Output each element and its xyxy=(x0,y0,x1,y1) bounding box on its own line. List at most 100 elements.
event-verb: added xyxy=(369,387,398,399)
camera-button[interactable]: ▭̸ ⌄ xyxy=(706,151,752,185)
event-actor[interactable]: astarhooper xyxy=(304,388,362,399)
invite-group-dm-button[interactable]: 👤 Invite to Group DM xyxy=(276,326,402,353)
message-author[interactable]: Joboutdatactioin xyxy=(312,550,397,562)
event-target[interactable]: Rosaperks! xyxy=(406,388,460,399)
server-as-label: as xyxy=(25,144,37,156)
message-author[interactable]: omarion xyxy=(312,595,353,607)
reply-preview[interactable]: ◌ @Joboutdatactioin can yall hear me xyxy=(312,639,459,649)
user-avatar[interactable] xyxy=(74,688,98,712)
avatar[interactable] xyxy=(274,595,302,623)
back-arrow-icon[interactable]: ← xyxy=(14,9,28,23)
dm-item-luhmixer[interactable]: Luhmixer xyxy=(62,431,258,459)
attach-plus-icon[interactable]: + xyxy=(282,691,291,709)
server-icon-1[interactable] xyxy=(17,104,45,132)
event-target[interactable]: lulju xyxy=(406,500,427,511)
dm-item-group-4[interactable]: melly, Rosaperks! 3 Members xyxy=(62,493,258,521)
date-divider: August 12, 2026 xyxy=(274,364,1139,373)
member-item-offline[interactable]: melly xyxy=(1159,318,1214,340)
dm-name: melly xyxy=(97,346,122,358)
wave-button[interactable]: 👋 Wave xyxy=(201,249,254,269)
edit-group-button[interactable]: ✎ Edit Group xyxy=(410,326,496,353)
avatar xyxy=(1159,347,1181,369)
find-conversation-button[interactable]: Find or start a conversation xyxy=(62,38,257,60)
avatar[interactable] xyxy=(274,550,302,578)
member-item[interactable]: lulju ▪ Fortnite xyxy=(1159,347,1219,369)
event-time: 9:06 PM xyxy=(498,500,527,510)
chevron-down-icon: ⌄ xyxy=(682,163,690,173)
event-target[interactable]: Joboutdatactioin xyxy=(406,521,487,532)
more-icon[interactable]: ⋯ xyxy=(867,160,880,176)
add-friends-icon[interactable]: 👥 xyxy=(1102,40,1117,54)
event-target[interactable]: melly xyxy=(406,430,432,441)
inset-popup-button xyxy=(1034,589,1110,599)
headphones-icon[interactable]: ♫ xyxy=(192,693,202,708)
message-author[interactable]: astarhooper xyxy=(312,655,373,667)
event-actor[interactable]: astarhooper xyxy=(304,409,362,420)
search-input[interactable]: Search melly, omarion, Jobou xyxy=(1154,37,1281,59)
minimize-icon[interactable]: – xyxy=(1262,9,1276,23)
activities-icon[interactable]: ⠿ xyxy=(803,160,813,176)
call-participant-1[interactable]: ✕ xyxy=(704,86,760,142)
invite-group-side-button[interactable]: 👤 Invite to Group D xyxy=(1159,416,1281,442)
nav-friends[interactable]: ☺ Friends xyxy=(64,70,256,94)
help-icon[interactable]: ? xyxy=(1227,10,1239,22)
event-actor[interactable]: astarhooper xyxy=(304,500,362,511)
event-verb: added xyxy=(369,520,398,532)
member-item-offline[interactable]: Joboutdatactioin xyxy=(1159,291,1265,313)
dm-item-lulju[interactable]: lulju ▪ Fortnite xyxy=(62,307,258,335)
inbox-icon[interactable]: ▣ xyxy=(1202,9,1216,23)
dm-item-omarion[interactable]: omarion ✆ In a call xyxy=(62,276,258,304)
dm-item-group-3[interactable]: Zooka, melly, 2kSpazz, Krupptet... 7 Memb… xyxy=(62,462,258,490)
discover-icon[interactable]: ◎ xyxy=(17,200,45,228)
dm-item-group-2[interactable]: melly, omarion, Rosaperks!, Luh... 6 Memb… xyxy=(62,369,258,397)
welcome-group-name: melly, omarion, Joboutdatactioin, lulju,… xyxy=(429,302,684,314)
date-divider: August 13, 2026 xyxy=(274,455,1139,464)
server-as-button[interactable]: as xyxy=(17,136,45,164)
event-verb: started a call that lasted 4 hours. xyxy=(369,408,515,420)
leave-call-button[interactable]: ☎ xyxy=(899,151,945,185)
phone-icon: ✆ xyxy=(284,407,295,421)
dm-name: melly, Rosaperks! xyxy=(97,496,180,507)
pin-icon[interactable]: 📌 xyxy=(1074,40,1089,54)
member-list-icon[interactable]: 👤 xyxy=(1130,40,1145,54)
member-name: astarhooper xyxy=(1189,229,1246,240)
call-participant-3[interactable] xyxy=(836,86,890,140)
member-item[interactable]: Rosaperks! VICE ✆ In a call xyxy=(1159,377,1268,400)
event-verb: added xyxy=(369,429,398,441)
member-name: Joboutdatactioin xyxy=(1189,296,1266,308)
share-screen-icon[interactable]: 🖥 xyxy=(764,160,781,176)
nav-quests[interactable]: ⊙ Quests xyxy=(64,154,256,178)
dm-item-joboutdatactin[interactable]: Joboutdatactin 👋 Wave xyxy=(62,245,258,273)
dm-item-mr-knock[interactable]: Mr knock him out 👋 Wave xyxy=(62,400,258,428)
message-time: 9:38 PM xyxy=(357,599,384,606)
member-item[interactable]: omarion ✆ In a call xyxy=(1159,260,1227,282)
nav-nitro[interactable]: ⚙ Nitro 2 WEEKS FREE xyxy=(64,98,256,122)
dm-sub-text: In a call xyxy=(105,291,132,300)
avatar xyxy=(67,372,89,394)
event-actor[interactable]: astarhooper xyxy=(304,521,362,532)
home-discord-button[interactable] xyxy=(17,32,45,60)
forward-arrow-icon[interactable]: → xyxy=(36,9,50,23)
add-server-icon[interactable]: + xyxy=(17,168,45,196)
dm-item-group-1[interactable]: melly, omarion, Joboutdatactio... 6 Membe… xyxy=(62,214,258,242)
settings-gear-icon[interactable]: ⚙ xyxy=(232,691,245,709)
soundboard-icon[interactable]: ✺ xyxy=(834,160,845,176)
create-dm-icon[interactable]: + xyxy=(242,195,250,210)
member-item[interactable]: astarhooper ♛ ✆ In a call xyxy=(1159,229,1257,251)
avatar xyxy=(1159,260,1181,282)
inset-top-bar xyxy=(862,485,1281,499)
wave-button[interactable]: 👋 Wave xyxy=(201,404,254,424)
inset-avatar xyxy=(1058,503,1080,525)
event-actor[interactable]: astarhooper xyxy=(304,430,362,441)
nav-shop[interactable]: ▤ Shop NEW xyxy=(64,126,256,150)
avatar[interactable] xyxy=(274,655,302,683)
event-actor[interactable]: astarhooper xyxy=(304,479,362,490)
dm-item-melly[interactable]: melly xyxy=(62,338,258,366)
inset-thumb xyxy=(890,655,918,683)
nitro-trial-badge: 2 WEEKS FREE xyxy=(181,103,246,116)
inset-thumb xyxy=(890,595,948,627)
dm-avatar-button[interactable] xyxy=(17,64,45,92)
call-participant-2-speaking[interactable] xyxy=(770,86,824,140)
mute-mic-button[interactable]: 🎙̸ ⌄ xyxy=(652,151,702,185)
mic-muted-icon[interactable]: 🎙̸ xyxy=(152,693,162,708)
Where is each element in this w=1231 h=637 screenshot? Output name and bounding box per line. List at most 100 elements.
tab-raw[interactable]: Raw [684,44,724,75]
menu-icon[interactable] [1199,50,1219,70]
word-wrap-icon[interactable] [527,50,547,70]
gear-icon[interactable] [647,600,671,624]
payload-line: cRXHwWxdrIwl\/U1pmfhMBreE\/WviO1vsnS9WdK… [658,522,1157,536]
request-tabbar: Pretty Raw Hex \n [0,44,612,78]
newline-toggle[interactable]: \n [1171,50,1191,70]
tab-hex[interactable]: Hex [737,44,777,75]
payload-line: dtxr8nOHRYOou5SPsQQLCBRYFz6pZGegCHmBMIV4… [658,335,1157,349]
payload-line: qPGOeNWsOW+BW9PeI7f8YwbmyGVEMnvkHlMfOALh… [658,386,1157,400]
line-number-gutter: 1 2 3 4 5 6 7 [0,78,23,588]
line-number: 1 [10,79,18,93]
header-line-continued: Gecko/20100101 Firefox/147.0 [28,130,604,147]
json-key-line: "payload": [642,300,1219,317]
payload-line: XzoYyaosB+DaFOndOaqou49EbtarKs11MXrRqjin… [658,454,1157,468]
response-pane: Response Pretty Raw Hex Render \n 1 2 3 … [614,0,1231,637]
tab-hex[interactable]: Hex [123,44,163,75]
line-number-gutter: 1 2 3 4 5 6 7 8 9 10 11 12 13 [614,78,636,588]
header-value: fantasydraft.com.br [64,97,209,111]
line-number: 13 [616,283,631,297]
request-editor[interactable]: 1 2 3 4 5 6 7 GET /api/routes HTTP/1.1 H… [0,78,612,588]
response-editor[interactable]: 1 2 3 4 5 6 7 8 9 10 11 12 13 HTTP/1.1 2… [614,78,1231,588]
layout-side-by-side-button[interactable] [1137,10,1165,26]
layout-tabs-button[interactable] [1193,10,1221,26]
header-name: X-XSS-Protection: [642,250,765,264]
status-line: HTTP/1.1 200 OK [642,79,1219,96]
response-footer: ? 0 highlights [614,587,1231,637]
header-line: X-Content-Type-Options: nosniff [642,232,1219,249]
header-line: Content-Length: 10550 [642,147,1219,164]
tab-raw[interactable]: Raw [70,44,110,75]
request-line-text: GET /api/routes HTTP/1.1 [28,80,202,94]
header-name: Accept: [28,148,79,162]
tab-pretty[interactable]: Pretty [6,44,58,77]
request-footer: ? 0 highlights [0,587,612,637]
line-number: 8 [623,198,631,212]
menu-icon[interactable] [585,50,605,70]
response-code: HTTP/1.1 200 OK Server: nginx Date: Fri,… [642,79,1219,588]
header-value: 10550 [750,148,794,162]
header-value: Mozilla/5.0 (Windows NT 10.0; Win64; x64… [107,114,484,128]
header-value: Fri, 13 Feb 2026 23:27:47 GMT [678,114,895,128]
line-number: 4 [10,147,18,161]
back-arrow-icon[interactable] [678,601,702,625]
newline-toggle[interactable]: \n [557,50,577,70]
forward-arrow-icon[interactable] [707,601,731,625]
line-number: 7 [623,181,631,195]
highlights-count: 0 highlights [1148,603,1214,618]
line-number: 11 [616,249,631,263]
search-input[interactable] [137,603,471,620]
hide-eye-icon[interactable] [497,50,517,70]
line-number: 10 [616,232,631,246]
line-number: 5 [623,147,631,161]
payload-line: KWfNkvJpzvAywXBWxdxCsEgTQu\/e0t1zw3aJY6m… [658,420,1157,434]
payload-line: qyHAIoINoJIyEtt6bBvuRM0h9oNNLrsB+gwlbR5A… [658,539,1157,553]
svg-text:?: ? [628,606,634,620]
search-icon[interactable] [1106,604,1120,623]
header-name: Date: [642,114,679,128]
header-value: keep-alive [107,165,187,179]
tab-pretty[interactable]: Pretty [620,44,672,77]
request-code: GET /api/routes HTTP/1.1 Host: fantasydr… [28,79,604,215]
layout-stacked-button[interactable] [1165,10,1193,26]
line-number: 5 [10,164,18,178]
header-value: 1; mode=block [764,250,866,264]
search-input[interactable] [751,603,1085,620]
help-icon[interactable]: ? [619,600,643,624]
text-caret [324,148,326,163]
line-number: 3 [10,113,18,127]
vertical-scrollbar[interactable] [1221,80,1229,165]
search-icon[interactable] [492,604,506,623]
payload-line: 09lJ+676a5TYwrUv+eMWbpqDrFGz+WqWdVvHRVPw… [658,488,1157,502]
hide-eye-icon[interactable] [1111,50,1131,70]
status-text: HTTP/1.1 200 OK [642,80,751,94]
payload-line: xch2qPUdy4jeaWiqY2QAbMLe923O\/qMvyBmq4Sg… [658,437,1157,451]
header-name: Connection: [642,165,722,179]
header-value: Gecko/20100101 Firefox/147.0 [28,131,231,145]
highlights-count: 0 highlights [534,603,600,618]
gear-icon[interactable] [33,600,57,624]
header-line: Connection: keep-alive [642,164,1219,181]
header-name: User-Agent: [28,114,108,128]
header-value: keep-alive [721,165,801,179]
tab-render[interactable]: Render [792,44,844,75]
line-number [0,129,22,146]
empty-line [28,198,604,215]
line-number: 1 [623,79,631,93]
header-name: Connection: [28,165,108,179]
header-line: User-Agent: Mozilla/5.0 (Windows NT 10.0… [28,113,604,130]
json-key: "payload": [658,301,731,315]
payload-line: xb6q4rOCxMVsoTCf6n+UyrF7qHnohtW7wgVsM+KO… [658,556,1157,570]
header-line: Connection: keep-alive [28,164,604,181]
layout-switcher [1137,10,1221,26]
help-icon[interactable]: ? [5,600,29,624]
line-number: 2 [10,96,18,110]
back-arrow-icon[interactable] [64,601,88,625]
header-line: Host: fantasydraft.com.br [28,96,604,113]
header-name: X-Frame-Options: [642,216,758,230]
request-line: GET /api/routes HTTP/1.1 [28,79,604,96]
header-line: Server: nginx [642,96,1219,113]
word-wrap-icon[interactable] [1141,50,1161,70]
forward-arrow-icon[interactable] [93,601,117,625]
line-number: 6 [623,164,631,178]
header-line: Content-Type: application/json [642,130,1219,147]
+===+
Görev şartları: Kayıtların en başından başlayıp "back-arrow-icon[interactable]: ← xyxy=(14,9,28,23)" geçen satırla biten satırları, iki ucu da dahil ederek hiç değiştirmeden kopyala.

Çıktı aşağıda:
Output each element and its xyxy=(x0,y0,x1,y1) bounding box on its own line. List at most 100 elements.
event-verb: added xyxy=(369,387,398,399)
camera-button[interactable]: ▭̸ ⌄ xyxy=(706,151,752,185)
event-actor[interactable]: astarhooper xyxy=(304,388,362,399)
invite-group-dm-button[interactable]: 👤 Invite to Group DM xyxy=(276,326,402,353)
message-author[interactable]: Joboutdatactioin xyxy=(312,550,397,562)
event-target[interactable]: Rosaperks! xyxy=(406,388,460,399)
server-as-label: as xyxy=(25,144,37,156)
message-author[interactable]: omarion xyxy=(312,595,353,607)
reply-preview[interactable]: ◌ @Joboutdatactioin can yall hear me xyxy=(312,639,459,649)
user-avatar[interactable] xyxy=(74,688,98,712)
avatar[interactable] xyxy=(274,595,302,623)
back-arrow-icon[interactable]: ← xyxy=(14,9,28,23)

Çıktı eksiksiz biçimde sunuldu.